▸ Task brief:
Hunt for the word "with" across the entries below, copying each line that holds it.

▸ Entries provided:
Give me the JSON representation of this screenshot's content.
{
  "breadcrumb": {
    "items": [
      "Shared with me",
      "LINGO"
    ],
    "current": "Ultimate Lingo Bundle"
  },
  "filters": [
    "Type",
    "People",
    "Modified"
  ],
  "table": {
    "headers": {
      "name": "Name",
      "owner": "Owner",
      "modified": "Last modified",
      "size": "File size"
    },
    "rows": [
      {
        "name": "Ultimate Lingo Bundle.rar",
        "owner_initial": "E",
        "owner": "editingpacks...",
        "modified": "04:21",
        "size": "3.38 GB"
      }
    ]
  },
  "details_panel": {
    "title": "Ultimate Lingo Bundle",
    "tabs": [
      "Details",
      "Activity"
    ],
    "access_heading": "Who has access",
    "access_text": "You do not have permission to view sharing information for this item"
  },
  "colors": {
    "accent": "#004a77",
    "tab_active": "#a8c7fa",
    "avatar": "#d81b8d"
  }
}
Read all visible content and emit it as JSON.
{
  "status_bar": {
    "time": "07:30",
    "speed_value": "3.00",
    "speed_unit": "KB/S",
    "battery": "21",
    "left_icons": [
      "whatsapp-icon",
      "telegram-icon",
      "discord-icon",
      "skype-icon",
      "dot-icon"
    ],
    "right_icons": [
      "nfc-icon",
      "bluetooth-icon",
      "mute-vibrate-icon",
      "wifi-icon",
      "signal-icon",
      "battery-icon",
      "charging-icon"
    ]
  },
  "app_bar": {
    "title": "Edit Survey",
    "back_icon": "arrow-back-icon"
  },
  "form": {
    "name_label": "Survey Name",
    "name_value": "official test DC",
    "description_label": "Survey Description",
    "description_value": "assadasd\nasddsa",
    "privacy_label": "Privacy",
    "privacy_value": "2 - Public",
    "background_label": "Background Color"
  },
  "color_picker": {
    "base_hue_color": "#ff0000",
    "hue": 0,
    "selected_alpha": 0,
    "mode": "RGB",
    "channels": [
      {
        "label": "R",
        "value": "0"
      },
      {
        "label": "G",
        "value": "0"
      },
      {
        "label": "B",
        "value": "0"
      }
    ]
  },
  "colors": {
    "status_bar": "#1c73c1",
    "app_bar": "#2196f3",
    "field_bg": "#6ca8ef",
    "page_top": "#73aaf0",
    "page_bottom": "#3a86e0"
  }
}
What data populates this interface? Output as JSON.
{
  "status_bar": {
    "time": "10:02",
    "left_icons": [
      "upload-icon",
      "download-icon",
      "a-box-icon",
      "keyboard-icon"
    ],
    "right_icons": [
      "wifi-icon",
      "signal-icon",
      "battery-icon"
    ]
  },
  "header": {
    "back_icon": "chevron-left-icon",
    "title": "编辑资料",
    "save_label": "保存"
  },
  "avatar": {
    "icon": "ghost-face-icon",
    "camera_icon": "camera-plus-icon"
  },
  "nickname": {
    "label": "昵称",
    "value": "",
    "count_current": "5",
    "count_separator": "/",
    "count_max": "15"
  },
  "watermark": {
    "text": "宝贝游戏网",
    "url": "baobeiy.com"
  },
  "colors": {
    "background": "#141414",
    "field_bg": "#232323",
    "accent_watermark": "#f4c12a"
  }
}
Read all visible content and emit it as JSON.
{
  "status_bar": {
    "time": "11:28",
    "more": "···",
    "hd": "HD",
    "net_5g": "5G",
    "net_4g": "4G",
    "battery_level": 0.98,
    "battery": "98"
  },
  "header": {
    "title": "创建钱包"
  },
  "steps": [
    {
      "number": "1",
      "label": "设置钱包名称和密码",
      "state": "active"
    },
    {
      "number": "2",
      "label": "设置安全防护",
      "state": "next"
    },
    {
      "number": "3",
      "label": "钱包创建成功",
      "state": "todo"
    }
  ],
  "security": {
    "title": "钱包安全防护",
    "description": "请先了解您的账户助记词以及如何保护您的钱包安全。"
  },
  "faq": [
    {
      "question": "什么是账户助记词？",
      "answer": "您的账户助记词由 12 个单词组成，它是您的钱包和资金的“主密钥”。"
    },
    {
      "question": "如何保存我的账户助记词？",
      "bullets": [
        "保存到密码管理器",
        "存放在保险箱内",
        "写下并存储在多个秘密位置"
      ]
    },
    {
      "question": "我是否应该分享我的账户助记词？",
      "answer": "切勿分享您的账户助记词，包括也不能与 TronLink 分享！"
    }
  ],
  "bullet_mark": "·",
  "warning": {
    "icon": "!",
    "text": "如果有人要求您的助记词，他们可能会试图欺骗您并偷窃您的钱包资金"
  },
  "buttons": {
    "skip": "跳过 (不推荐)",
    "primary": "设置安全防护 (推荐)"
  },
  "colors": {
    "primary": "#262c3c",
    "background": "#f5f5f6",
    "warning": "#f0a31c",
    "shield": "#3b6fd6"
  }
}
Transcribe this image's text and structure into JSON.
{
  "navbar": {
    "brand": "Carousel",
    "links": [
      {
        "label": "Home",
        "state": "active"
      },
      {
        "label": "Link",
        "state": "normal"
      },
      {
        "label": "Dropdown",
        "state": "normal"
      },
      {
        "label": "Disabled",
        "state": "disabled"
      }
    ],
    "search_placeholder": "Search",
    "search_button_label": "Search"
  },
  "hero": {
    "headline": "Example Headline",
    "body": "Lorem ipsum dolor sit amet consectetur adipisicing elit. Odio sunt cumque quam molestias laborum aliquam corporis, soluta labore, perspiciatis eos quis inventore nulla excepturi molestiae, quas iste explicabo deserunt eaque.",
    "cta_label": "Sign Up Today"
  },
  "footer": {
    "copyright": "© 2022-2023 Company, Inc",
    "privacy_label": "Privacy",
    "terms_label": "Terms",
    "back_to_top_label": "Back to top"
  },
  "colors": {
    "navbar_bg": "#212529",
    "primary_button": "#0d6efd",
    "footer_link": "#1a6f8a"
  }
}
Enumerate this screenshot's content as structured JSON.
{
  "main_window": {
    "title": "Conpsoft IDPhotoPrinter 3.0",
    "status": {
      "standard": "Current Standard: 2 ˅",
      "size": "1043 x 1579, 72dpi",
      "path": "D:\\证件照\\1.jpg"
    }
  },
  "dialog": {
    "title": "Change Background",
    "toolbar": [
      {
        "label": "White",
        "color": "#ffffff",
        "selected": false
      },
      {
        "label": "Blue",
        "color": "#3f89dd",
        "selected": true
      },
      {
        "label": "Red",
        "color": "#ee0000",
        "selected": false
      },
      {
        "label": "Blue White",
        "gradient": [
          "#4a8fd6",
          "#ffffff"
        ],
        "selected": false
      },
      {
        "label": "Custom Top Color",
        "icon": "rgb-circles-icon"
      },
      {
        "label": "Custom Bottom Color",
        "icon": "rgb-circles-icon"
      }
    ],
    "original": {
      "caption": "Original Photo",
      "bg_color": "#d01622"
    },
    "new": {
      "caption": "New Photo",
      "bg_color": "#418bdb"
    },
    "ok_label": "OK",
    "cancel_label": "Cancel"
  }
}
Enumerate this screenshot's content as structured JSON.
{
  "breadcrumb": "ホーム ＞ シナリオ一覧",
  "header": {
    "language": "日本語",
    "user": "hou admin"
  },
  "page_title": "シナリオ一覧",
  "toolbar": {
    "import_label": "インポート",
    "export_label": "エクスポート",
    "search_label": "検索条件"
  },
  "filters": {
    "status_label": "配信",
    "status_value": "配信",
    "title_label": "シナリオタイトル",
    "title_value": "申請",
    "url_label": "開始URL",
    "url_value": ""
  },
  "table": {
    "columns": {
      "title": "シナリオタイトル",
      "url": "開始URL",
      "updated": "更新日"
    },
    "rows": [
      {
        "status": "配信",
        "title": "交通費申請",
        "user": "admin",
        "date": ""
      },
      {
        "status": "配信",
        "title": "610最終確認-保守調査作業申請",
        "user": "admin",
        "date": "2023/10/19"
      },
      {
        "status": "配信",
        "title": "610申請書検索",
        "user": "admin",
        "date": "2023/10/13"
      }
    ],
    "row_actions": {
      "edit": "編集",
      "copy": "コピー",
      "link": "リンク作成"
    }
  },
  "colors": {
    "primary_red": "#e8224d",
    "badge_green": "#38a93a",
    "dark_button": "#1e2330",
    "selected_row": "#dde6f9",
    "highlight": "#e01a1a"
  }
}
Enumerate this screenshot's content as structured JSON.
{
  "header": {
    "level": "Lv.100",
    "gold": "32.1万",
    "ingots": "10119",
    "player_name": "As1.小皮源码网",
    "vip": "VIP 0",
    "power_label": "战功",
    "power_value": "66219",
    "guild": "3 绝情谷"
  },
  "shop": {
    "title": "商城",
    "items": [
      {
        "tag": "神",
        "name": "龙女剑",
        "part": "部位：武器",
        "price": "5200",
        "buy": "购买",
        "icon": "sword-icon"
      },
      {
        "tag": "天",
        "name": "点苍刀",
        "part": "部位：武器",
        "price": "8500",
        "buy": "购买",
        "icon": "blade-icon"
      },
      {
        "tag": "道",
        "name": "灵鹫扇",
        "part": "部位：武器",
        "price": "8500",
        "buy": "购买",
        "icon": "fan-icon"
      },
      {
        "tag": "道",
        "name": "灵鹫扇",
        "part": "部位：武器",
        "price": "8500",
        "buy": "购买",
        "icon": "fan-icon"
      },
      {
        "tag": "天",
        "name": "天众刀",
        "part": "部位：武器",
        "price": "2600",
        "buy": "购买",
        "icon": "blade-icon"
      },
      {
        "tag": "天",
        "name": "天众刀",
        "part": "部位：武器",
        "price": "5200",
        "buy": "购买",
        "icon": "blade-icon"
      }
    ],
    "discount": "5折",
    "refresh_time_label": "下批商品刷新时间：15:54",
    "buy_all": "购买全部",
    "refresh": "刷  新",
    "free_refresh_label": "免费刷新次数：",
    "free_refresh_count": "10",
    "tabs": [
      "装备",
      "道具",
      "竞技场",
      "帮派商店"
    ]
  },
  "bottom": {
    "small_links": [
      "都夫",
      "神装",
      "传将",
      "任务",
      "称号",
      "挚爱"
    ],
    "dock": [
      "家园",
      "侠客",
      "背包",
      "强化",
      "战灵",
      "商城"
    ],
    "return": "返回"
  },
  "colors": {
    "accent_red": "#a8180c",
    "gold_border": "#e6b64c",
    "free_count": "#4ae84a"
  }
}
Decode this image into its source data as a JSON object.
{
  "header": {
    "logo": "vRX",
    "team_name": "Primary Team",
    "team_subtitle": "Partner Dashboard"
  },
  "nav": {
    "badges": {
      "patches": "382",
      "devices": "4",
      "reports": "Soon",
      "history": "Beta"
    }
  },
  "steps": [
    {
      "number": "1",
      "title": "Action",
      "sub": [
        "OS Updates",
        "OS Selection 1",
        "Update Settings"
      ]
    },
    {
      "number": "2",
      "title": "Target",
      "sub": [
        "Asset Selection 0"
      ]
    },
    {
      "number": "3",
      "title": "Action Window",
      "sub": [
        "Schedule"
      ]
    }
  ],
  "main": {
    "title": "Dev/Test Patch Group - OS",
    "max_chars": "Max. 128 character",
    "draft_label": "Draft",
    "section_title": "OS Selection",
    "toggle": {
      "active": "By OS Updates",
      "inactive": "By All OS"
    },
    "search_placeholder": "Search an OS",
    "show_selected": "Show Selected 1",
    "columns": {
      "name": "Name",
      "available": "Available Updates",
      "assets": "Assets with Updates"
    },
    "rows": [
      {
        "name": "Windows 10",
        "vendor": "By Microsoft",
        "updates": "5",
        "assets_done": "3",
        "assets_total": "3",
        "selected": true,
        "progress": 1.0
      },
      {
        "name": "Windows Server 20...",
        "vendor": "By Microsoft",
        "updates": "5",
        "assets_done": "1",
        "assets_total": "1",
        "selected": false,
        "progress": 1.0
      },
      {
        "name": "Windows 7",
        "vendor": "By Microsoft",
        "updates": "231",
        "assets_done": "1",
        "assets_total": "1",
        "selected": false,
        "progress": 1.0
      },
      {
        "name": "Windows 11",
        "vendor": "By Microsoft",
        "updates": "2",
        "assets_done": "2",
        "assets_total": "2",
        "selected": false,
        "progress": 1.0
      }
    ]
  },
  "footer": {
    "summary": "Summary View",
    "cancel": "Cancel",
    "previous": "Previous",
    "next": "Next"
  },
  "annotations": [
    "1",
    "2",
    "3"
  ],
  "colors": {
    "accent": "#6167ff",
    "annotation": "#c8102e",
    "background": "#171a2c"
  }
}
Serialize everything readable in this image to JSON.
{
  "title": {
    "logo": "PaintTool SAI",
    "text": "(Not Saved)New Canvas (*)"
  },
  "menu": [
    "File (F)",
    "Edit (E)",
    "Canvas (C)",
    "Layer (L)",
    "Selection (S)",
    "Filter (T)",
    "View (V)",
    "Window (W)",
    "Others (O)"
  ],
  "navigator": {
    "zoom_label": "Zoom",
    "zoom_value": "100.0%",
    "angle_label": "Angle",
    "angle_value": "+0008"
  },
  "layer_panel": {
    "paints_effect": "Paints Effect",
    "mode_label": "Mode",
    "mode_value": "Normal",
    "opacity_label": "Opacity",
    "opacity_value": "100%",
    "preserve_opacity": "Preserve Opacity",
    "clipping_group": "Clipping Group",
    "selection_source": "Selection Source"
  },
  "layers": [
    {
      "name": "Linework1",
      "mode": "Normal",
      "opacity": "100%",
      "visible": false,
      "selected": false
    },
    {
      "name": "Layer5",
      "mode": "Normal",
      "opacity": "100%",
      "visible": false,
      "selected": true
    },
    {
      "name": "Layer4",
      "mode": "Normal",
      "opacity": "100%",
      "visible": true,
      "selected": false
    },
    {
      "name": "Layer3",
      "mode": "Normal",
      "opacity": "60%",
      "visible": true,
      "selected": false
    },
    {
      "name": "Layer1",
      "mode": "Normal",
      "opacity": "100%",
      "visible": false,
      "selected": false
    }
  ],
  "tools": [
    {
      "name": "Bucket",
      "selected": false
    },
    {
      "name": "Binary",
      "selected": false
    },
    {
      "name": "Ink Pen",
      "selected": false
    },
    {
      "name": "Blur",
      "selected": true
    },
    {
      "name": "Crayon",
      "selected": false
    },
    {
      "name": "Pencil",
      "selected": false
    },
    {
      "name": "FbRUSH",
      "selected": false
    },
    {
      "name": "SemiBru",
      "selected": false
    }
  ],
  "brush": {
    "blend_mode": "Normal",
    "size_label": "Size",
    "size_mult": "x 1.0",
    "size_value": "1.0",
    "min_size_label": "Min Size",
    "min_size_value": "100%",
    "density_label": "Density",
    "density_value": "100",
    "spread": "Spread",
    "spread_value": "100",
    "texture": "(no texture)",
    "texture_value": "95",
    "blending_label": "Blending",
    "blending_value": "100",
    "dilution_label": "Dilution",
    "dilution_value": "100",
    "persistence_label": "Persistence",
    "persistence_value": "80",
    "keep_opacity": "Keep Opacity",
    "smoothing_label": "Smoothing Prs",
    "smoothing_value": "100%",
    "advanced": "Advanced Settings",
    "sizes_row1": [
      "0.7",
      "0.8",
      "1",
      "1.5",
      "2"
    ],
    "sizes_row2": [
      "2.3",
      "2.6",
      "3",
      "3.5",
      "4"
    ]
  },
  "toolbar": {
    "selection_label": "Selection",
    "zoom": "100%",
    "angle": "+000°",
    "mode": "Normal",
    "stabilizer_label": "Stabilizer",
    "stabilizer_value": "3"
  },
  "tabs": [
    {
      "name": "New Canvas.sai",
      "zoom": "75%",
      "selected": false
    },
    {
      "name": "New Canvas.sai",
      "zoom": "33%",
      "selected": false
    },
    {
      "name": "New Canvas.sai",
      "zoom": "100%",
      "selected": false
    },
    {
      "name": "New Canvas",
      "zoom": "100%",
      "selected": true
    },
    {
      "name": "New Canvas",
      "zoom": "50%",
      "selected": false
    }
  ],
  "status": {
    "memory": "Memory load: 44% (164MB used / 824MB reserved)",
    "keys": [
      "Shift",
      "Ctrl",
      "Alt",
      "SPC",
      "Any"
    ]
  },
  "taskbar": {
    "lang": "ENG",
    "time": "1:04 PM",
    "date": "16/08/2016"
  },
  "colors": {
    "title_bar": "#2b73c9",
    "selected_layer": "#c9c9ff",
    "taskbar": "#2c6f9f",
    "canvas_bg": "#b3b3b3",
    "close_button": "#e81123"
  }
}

▸ Final answer:
      "Shared with me",
      "assets": "Assets with Updates"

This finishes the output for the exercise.